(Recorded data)
• • • •

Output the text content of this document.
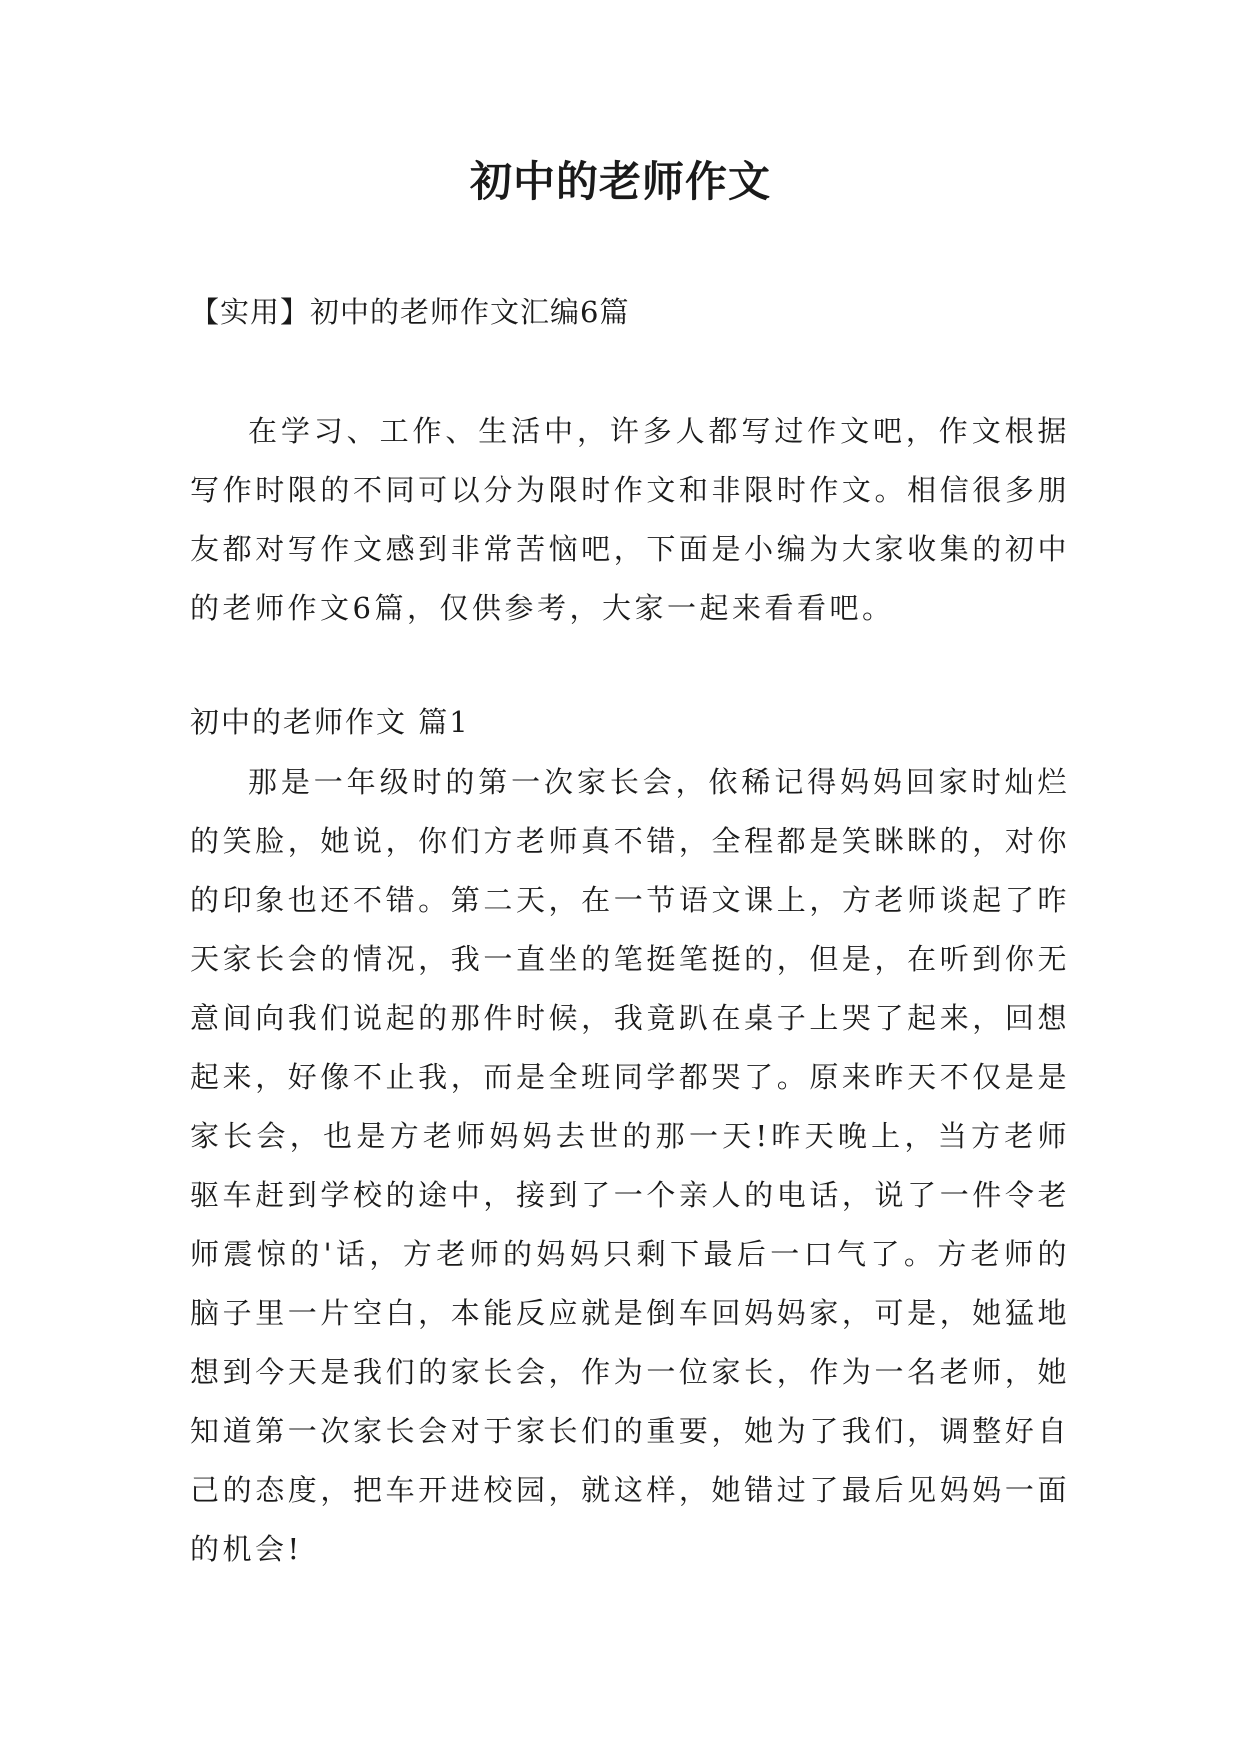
初中的老师作文

【实用】初中的老师作文汇编6篇

在学习、工作、生活中，许多人都写过作文吧，作文根据写作时限的不同可以分为限时作文和非限时作文。相信很多朋友都对写作文感到非常苦恼吧，下面是小编为大家收集的初中的老师作文6篇，仅供参考，大家一起来看看吧。

初中的老师作文 篇1

那是一年级时的第一次家长会，依稀记得妈妈回家时灿烂的笑脸，她说，你们方老师真不错，全程都是笑眯眯的，对你的印象也还不错。第二天，在一节语文课上，方老师谈起了昨天家长会的情况，我一直坐的笔挺笔挺的，但是，在听到你无意间向我们说起的那件时候，我竟趴在桌子上哭了起来，回想起来，好像不止我，而是全班同学都哭了。原来昨天不仅是是家长会，也是方老师妈妈去世的那一天!昨天晚上，当方老师驱车赶到学校的途中，接到了一个亲人的电话，说了一件令老师震惊的'话，方老师的妈妈只剩下最后一口气了。方老师的脑子里一片空白，本能反应就是倒车回妈妈家，可是，她猛地想到今天是我们的家长会，作为一位家长，作为一名老师，她知道第一次家长会对于家长们的重要，她为了我们，调整好自己的态度，把车开进校园，就这样，她错过了最后见妈妈一面的机会!
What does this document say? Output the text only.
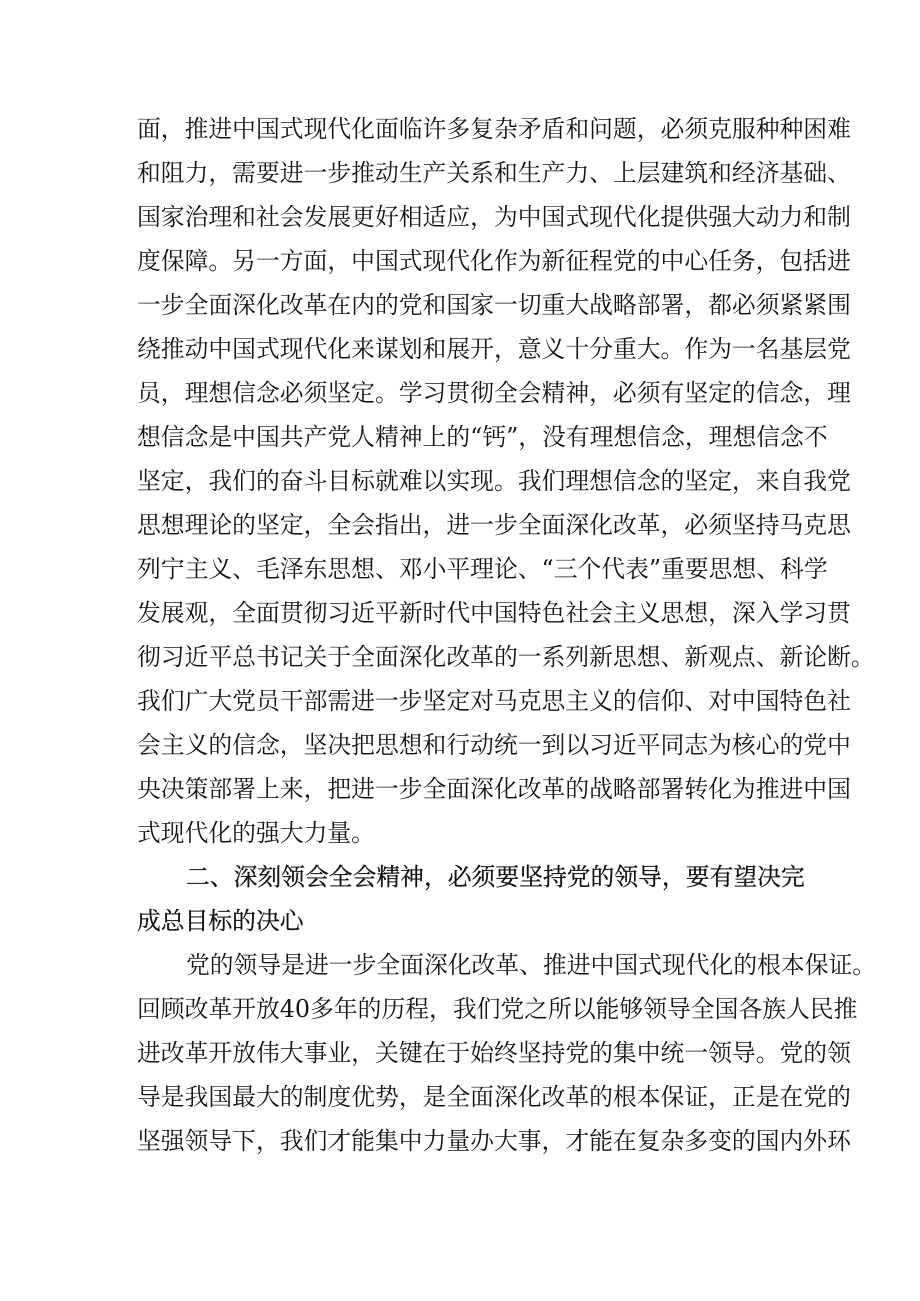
面，推进中国式现代化面临许多复杂矛盾和问题，必须克服种种困难
和阻力，需要进一步推动生产关系和生产力、上层建筑和经济基础、
国家治理和社会发展更好相适应，为中国式现代化提供强大动力和制
度保障。另一方面，中国式现代化作为新征程党的中心任务，包括进
一步全面深化改革在内的党和国家一切重大战略部署，都必须紧紧围
绕推动中国式现代化来谋划和展开，意义十分重大。作为一名基层党
员，理想信念必须坚定。学习贯彻全会精神，必须有坚定的信念，理
想信念是中国共产党人精神上的“钙”，没有理想信念，理想信念不
坚定，我们的奋斗目标就难以实现。我们理想信念的坚定，来自我党
思想理论的坚定，全会指出，进一步全面深化改革，必须坚持马克思
列宁主义、毛泽东思想、邓小平理论、“三个代表”重要思想、科学
发展观，全面贯彻习近平新时代中国特色社会主义思想，深入学习贯
彻习近平总书记关于全面深化改革的一系列新思想、新观点、新论断。
我们广大党员干部需进一步坚定对马克思主义的信仰、对中国特色社
会主义的信念，坚决把思想和行动统一到以习近平同志为核心的党中
央决策部署上来，把进一步全面深化改革的战略部署转化为推进中国
式现代化的强大力量。
二、深刻领会全会精神，必须要坚持党的领导，要有望决完
成总目标的决心
党的领导是进一步全面深化改革、推进中国式现代化的根本保证。
回顾改革开放40多年的历程，我们党之所以能够领导全国各族人民推
进改革开放伟大事业，关键在于始终坚持党的集中统一领导。党的领
导是我国最大的制度优势，是全面深化改革的根本保证，正是在党的
坚强领导下，我们才能集中力量办大事，才能在复杂多变的国内外环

• • • •

▶ _EXERCISE BRIEF_
Pictures are excluded; output everything else in the data verbatim.

▶ _SOLUTION TO THE EXERCISE_
Output the text content of this document.
初中的老师作文

【实用】初中的老师作文汇编6篇

在学习、工作、生活中，许多人都写过作文吧，作文根据写作时限的不同可以分为限时作文和非限时作文。相信很多朋友都对写作文感到非常苦恼吧，下面是小编为大家收集的初中的老师作文6篇，仅供参考，大家一起来看看吧。

初中的老师作文 篇1

那是一年级时的第一次家长会，依稀记得妈妈回家时灿烂的笑脸，她说，你们方老师真不错，全程都是笑眯眯的，对你的印象也还不错。第二天，在一节语文课上，方老师谈起了昨天家长会的情况，我一直坐的笔挺笔挺的，但是，在听到你无意间向我们说起的那件时候，我竟趴在桌子上哭了起来，回想起来，好像不止我，而是全班同学都哭了。原来昨天不仅是是家长会，也是方老师妈妈去世的那一天!昨天晚上，当方老师驱车赶到学校的途中，接到了一个亲人的电话，说了一件令老师震惊的'话，方老师的妈妈只剩下最后一口气了。方老师的脑子里一片空白，本能反应就是倒车回妈妈家，可是，她猛地想到今天是我们的家长会，作为一位家长，作为一名老师，她知道第一次家长会对于家长们的重要，她为了我们，调整好自己的态度，把车开进校园，就这样，她错过了最后见妈妈一面的机会!
What does this document say? Output the text only.
面，推进中国式现代化面临许多复杂矛盾和问题，必须克服种种困难
和阻力，需要进一步推动生产关系和生产力、上层建筑和经济基础、
国家治理和社会发展更好相适应，为中国式现代化提供强大动力和制
度保障。另一方面，中国式现代化作为新征程党的中心任务，包括进
一步全面深化改革在内的党和国家一切重大战略部署，都必须紧紧围
绕推动中国式现代化来谋划和展开，意义十分重大。作为一名基层党
员，理想信念必须坚定。学习贯彻全会精神，必须有坚定的信念，理
想信念是中国共产党人精神上的“钙”，没有理想信念，理想信念不
坚定，我们的奋斗目标就难以实现。我们理想信念的坚定，来自我党
思想理论的坚定，全会指出，进一步全面深化改革，必须坚持马克思
列宁主义、毛泽东思想、邓小平理论、“三个代表”重要思想、科学
发展观，全面贯彻习近平新时代中国特色社会主义思想，深入学习贯
彻习近平总书记关于全面深化改革的一系列新思想、新观点、新论断。
我们广大党员干部需进一步坚定对马克思主义的信仰、对中国特色社
会主义的信念，坚决把思想和行动统一到以习近平同志为核心的党中
央决策部署上来，把进一步全面深化改革的战略部署转化为推进中国
式现代化的强大力量。
二、深刻领会全会精神，必须要坚持党的领导，要有望决完
成总目标的决心
党的领导是进一步全面深化改革、推进中国式现代化的根本保证。
回顾改革开放40多年的历程，我们党之所以能够领导全国各族人民推
进改革开放伟大事业，关键在于始终坚持党的集中统一领导。党的领
导是我国最大的制度优势，是全面深化改革的根本保证，正是在党的
坚强领导下，我们才能集中力量办大事，才能在复杂多变的国内外环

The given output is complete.